# INPUT MATERIAL start

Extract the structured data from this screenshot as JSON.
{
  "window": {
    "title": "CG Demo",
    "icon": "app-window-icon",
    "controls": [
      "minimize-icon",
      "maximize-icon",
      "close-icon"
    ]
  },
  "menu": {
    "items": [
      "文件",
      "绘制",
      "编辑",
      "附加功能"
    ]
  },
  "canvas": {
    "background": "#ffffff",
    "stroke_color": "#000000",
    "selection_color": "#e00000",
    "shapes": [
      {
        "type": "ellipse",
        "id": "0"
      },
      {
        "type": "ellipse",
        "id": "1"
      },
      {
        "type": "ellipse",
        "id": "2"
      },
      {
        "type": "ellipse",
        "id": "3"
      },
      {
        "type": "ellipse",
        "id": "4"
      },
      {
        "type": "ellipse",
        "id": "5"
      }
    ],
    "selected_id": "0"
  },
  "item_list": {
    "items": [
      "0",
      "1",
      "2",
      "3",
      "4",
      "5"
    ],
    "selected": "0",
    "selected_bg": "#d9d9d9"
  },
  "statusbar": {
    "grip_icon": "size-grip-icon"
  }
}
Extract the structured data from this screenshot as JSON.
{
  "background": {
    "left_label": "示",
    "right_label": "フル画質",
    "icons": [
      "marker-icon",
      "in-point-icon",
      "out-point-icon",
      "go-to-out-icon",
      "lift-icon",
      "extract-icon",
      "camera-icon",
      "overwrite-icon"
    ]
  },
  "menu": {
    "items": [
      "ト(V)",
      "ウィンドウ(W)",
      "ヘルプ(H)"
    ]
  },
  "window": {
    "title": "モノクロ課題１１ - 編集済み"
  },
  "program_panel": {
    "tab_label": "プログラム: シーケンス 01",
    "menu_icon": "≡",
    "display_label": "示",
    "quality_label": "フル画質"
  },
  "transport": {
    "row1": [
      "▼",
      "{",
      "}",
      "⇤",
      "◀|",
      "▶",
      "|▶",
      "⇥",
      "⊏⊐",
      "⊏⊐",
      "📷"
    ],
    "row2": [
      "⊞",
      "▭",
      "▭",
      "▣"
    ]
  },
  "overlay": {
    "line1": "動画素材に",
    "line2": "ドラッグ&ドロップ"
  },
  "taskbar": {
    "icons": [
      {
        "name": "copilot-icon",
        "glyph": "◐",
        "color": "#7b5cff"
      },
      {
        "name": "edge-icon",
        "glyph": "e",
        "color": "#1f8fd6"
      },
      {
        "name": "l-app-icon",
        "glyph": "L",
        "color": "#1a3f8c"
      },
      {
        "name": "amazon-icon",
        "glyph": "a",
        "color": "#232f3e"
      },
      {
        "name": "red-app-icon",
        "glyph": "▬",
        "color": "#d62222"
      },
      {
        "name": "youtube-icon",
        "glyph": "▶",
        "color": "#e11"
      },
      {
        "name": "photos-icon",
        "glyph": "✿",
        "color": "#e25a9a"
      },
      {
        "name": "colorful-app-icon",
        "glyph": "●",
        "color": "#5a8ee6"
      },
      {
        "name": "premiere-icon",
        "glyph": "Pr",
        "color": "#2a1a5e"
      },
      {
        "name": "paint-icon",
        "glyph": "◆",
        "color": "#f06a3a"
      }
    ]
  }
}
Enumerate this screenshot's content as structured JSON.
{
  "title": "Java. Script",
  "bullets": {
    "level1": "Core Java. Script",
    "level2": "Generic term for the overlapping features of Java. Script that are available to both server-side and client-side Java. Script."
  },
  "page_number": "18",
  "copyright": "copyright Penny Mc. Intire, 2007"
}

# INPUT MATERIAL end

TASK DIRECTIONS:
Repeat all of the entries exactly.

FULL ANSWER:
Extract the structured data from this screenshot as JSON.
{
  "window": {
    "title": "CG Demo",
    "icon": "app-window-icon",
    "controls": [
      "minimize-icon",
      "maximize-icon",
      "close-icon"
    ]
  },
  "menu": {
    "items": [
      "文件",
      "绘制",
      "编辑",
      "附加功能"
    ]
  },
  "canvas": {
    "background": "#ffffff",
    "stroke_color": "#000000",
    "selection_color": "#e00000",
    "shapes": [
      {
        "type": "ellipse",
        "id": "0"
      },
      {
        "type": "ellipse",
        "id": "1"
      },
      {
        "type": "ellipse",
        "id": "2"
      },
      {
        "type": "ellipse",
        "id": "3"
      },
      {
        "type": "ellipse",
        "id": "4"
      },
      {
        "type": "ellipse",
        "id": "5"
      }
    ],
    "selected_id": "0"
  },
  "item_list": {
    "items": [
      "0",
      "1",
      "2",
      "3",
      "4",
      "5"
    ],
    "selected": "0",
    "selected_bg": "#d9d9d9"
  },
  "statusbar": {
    "grip_icon": "size-grip-icon"
  }
}
Extract the structured data from this screenshot as JSON.
{
  "background": {
    "left_label": "示",
    "right_label": "フル画質",
    "icons": [
      "marker-icon",
      "in-point-icon",
      "out-point-icon",
      "go-to-out-icon",
      "lift-icon",
      "extract-icon",
      "camera-icon",
      "overwrite-icon"
    ]
  },
  "menu": {
    "items": [
      "ト(V)",
      "ウィンドウ(W)",
      "ヘルプ(H)"
    ]
  },
  "window": {
    "title": "モノクロ課題１１ - 編集済み"
  },
  "program_panel": {
    "tab_label": "プログラム: シーケンス 01",
    "menu_icon": "≡",
    "display_label": "示",
    "quality_label": "フル画質"
  },
  "transport": {
    "row1": [
      "▼",
      "{",
      "}",
      "⇤",
      "◀|",
      "▶",
      "|▶",
      "⇥",
      "⊏⊐",
      "⊏⊐",
      "📷"
    ],
    "row2": [
      "⊞",
      "▭",
      "▭",
      "▣"
    ]
  },
  "overlay": {
    "line1": "動画素材に",
    "line2": "ドラッグ&ドロップ"
  },
  "taskbar": {
    "icons": [
      {
        "name": "copilot-icon",
        "glyph": "◐",
        "color": "#7b5cff"
      },
      {
        "name": "edge-icon",
        "glyph": "e",
        "color": "#1f8fd6"
      },
      {
        "name": "l-app-icon",
        "glyph": "L",
        "color": "#1a3f8c"
      },
      {
        "name": "amazon-icon",
        "glyph": "a",
        "color": "#232f3e"
      },
      {
        "name": "red-app-icon",
        "glyph": "▬",
        "color": "#d62222"
      },
      {
        "name": "youtube-icon",
        "glyph": "▶",
        "color": "#e11"
      },
      {
        "name": "photos-icon",
        "glyph": "✿",
        "color": "#e25a9a"
      },
      {
        "name": "colorful-app-icon",
        "glyph": "●",
        "color": "#5a8ee6"
      },
      {
        "name": "premiere-icon",
        "glyph": "Pr",
        "color": "#2a1a5e"
      },
      {
        "name": "paint-icon",
        "glyph": "◆",
        "color": "#f06a3a"
      }
    ]
  }
}
Enumerate this screenshot's content as structured JSON.
{
  "title": "Java. Script",
  "bullets": {
    "level1": "Core Java. Script",
    "level2": "Generic term for the overlapping features of Java. Script that are available to both server-side and client-side Java. Script."
  },
  "page_number": "18",
  "copyright": "copyright Penny Mc. Intire, 2007"
}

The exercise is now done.